** Start **

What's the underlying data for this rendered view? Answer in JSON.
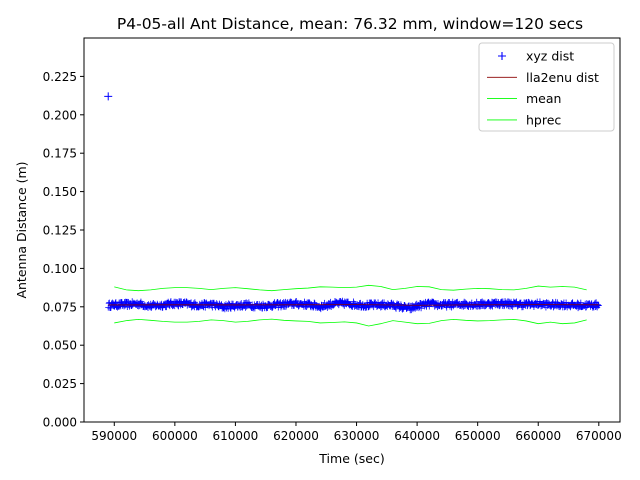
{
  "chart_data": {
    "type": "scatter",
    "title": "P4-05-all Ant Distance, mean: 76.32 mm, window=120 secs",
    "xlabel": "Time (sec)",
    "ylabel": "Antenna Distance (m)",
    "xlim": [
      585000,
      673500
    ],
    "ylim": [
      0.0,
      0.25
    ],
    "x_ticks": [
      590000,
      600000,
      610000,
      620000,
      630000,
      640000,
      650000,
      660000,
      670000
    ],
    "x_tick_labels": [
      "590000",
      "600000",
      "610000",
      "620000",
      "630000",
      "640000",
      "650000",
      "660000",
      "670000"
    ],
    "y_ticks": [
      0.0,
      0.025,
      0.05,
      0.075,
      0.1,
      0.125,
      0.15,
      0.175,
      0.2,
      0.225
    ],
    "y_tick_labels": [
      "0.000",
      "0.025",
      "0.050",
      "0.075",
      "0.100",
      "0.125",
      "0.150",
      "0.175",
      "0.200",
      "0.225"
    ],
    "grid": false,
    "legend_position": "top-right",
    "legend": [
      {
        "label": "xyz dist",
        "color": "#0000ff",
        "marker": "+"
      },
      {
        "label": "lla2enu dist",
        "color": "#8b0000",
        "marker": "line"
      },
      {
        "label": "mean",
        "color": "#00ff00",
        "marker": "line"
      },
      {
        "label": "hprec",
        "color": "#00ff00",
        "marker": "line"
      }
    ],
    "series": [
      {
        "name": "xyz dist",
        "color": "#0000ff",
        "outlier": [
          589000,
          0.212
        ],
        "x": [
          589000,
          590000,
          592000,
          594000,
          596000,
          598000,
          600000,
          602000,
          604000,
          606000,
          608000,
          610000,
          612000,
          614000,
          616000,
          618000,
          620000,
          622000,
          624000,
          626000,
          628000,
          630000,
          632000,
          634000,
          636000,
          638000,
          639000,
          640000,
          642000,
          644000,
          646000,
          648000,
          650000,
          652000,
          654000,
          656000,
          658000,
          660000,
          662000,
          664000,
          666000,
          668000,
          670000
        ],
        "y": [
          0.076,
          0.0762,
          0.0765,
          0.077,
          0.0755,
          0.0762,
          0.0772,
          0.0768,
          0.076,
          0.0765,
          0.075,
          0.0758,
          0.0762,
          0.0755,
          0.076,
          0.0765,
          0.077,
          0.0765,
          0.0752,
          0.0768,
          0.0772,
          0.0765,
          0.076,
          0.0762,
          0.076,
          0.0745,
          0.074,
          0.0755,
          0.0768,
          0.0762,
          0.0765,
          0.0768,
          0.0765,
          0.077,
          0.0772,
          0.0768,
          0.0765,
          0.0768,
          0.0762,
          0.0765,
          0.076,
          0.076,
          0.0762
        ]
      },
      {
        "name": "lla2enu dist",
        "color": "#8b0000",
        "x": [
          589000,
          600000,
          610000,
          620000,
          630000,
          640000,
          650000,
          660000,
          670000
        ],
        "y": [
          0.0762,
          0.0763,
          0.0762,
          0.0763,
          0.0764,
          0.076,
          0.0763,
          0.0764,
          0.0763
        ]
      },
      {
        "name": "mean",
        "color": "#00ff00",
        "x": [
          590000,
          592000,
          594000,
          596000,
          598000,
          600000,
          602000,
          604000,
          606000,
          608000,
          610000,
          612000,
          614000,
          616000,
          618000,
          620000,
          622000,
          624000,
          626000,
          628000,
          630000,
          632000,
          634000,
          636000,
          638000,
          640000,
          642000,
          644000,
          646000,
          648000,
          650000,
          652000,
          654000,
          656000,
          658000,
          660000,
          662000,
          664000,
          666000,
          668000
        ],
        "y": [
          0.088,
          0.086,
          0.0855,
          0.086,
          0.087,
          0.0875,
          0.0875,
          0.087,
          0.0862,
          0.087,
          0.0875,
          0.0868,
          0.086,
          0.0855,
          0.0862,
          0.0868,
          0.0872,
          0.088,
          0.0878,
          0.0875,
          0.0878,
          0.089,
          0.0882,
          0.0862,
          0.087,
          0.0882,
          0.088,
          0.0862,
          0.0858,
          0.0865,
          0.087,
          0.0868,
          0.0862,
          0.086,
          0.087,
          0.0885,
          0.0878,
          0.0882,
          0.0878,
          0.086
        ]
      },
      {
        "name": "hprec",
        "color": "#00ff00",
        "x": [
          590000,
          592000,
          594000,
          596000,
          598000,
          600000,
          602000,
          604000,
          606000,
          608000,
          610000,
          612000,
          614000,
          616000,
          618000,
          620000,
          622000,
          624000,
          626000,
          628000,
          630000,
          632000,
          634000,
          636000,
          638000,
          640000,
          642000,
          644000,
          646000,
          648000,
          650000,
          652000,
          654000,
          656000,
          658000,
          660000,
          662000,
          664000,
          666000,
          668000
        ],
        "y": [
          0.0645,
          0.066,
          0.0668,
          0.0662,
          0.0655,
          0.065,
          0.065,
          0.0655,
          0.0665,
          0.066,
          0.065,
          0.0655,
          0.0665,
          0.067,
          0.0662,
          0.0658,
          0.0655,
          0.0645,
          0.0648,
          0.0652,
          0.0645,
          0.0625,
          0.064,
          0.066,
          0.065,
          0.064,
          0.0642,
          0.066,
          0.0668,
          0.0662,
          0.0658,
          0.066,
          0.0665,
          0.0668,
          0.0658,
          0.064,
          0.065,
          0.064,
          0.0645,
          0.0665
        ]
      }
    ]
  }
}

** End **

__WORK TO DO__
Copy out the whole listing exactly, and don't carry over any pictures.

__COMPLETED EXERCISE__
What's the underlying data for this rendered view? Answer in JSON.
{
  "chart_data": {
    "type": "scatter",
    "title": "P4-05-all Ant Distance, mean: 76.32 mm, window=120 secs",
    "xlabel": "Time (sec)",
    "ylabel": "Antenna Distance (m)",
    "xlim": [
      585000,
      673500
    ],
    "ylim": [
      0.0,
      0.25
    ],
    "x_ticks": [
      590000,
      600000,
      610000,
      620000,
      630000,
      640000,
      650000,
      660000,
      670000
    ],
    "x_tick_labels": [
      "590000",
      "600000",
      "610000",
      "620000",
      "630000",
      "640000",
      "650000",
      "660000",
      "670000"
    ],
    "y_ticks": [
      0.0,
      0.025,
      0.05,
      0.075,
      0.1,
      0.125,
      0.15,
      0.175,
      0.2,
      0.225
    ],
    "y_tick_labels": [
      "0.000",
      "0.025",
      "0.050",
      "0.075",
      "0.100",
      "0.125",
      "0.150",
      "0.175",
      "0.200",
      "0.225"
    ],
    "grid": false,
    "legend_position": "top-right",
    "legend": [
      {
        "label": "xyz dist",
        "color": "#0000ff",
        "marker": "+"
      },
      {
        "label": "lla2enu dist",
        "color": "#8b0000",
        "marker": "line"
      },
      {
        "label": "mean",
        "color": "#00ff00",
        "marker": "line"
      },
      {
        "label": "hprec",
        "color": "#00ff00",
        "marker": "line"
      }
    ],
    "series": [
      {
        "name": "xyz dist",
        "color": "#0000ff",
        "outlier": [
          589000,
          0.212
        ],
        "x": [
          589000,
          590000,
          592000,
          594000,
          596000,
          598000,
          600000,
          602000,
          604000,
          606000,
          608000,
          610000,
          612000,
          614000,
          616000,
          618000,
          620000,
          622000,
          624000,
          626000,
          628000,
          630000,
          632000,
          634000,
          636000,
          638000,
          639000,
          640000,
          642000,
          644000,
          646000,
          648000,
          650000,
          652000,
          654000,
          656000,
          658000,
          660000,
          662000,
          664000,
          666000,
          668000,
          670000
        ],
        "y": [
          0.076,
          0.0762,
          0.0765,
          0.077,
          0.0755,
          0.0762,
          0.0772,
          0.0768,
          0.076,
          0.0765,
          0.075,
          0.0758,
          0.0762,
          0.0755,
          0.076,
          0.0765,
          0.077,
          0.0765,
          0.0752,
          0.0768,
          0.0772,
          0.0765,
          0.076,
          0.0762,
          0.076,
          0.0745,
          0.074,
          0.0755,
          0.0768,
          0.0762,
          0.0765,
          0.0768,
          0.0765,
          0.077,
          0.0772,
          0.0768,
          0.0765,
          0.0768,
          0.0762,
          0.0765,
          0.076,
          0.076,
          0.0762
        ]
      },
      {
        "name": "lla2enu dist",
        "color": "#8b0000",
        "x": [
          589000,
          600000,
          610000,
          620000,
          630000,
          640000,
          650000,
          660000,
          670000
        ],
        "y": [
          0.0762,
          0.0763,
          0.0762,
          0.0763,
          0.0764,
          0.076,
          0.0763,
          0.0764,
          0.0763
        ]
      },
      {
        "name": "mean",
        "color": "#00ff00",
        "x": [
          590000,
          592000,
          594000,
          596000,
          598000,
          600000,
          602000,
          604000,
          606000,
          608000,
          610000,
          612000,
          614000,
          616000,
          618000,
          620000,
          622000,
          624000,
          626000,
          628000,
          630000,
          632000,
          634000,
          636000,
          638000,
          640000,
          642000,
          644000,
          646000,
          648000,
          650000,
          652000,
          654000,
          656000,
          658000,
          660000,
          662000,
          664000,
          666000,
          668000
        ],
        "y": [
          0.088,
          0.086,
          0.0855,
          0.086,
          0.087,
          0.0875,
          0.0875,
          0.087,
          0.0862,
          0.087,
          0.0875,
          0.0868,
          0.086,
          0.0855,
          0.0862,
          0.0868,
          0.0872,
          0.088,
          0.0878,
          0.0875,
          0.0878,
          0.089,
          0.0882,
          0.0862,
          0.087,
          0.0882,
          0.088,
          0.0862,
          0.0858,
          0.0865,
          0.087,
          0.0868,
          0.0862,
          0.086,
          0.087,
          0.0885,
          0.0878,
          0.0882,
          0.0878,
          0.086
        ]
      },
      {
        "name": "hprec",
        "color": "#00ff00",
        "x": [
          590000,
          592000,
          594000,
          596000,
          598000,
          600000,
          602000,
          604000,
          606000,
          608000,
          610000,
          612000,
          614000,
          616000,
          618000,
          620000,
          622000,
          624000,
          626000,
          628000,
          630000,
          632000,
          634000,
          636000,
          638000,
          640000,
          642000,
          644000,
          646000,
          648000,
          650000,
          652000,
          654000,
          656000,
          658000,
          660000,
          662000,
          664000,
          666000,
          668000
        ],
        "y": [
          0.0645,
          0.066,
          0.0668,
          0.0662,
          0.0655,
          0.065,
          0.065,
          0.0655,
          0.0665,
          0.066,
          0.065,
          0.0655,
          0.0665,
          0.067,
          0.0662,
          0.0658,
          0.0655,
          0.0645,
          0.0648,
          0.0652,
          0.0645,
          0.0625,
          0.064,
          0.066,
          0.065,
          0.064,
          0.0642,
          0.066,
          0.0668,
          0.0662,
          0.0658,
          0.066,
          0.0665,
          0.0668,
          0.0658,
          0.064,
          0.065,
          0.064,
          0.0645,
          0.0665
        ]
      }
    ]
  }
}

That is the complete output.